◆ Given task ◆
Of all the lines in the material, how many include the word "STEVENTON"? Reply with the number alone.

Figure collection entries
>>>>

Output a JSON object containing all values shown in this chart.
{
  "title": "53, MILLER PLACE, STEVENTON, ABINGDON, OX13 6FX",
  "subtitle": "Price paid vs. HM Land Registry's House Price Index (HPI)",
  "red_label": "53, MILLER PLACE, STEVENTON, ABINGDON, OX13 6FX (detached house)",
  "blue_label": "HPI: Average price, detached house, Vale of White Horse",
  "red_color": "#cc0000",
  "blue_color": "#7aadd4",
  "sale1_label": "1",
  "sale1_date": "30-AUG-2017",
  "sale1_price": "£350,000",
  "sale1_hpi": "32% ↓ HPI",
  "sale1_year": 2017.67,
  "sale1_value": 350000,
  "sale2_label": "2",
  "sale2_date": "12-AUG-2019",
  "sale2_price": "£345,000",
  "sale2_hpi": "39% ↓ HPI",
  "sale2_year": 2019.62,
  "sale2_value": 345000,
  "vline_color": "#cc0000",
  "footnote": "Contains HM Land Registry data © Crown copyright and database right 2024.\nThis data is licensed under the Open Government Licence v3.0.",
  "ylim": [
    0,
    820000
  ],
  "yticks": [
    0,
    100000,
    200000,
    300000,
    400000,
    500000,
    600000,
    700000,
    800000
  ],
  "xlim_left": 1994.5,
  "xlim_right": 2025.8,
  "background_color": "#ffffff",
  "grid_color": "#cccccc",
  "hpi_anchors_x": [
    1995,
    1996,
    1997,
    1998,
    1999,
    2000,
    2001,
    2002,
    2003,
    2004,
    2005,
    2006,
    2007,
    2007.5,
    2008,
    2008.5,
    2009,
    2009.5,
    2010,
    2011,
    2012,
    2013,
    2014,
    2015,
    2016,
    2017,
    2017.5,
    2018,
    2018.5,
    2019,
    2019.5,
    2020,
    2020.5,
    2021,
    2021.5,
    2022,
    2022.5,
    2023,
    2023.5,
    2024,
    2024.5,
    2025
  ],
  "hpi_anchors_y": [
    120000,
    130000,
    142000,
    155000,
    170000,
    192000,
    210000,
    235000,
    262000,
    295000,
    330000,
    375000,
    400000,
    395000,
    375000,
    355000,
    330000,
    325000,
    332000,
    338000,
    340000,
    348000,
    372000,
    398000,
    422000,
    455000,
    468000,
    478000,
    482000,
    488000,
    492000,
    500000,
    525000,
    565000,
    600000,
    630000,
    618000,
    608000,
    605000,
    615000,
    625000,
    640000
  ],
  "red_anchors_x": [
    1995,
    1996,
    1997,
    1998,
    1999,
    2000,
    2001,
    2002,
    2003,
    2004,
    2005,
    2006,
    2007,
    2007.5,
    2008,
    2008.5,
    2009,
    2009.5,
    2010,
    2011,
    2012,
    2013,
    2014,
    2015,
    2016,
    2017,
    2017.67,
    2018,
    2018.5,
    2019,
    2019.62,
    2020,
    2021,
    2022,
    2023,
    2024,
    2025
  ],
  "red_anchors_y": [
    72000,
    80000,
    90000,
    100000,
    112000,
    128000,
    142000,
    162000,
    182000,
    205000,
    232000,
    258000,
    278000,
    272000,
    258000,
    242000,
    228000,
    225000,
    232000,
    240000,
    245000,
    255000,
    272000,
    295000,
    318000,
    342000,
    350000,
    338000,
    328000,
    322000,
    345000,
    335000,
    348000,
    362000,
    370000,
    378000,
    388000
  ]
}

<<<<

◆ Response to the exercise ◆
2